▶ **Exercise description**
Images should be left out, and everything else in the listing reproduced exactly.

□ □ □ □ □

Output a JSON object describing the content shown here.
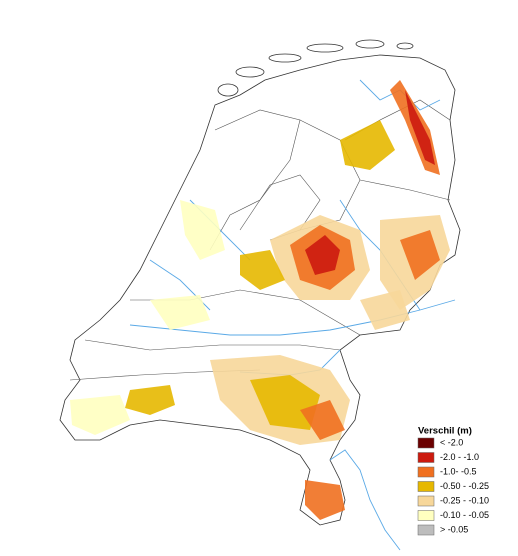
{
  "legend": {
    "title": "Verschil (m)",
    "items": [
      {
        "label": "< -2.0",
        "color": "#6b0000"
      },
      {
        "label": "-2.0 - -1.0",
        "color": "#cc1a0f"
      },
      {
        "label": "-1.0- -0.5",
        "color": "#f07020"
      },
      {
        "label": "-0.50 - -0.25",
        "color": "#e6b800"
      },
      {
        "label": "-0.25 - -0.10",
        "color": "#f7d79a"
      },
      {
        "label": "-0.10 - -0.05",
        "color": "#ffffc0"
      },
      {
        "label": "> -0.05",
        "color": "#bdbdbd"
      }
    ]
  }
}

□ □ □ □ □

▶ **Worked solution**
Output a JSON object describing the content shown here.
{
  "legend": {
    "title": "Verschil (m)",
    "items": [
      {
        "label": "< -2.0",
        "color": "#6b0000"
      },
      {
        "label": "-2.0 - -1.0",
        "color": "#cc1a0f"
      },
      {
        "label": "-1.0- -0.5",
        "color": "#f07020"
      },
      {
        "label": "-0.50 - -0.25",
        "color": "#e6b800"
      },
      {
        "label": "-0.25 - -0.10",
        "color": "#f7d79a"
      },
      {
        "label": "-0.10 - -0.05",
        "color": "#ffffc0"
      },
      {
        "label": "> -0.05",
        "color": "#bdbdbd"
      }
    ]
  }
}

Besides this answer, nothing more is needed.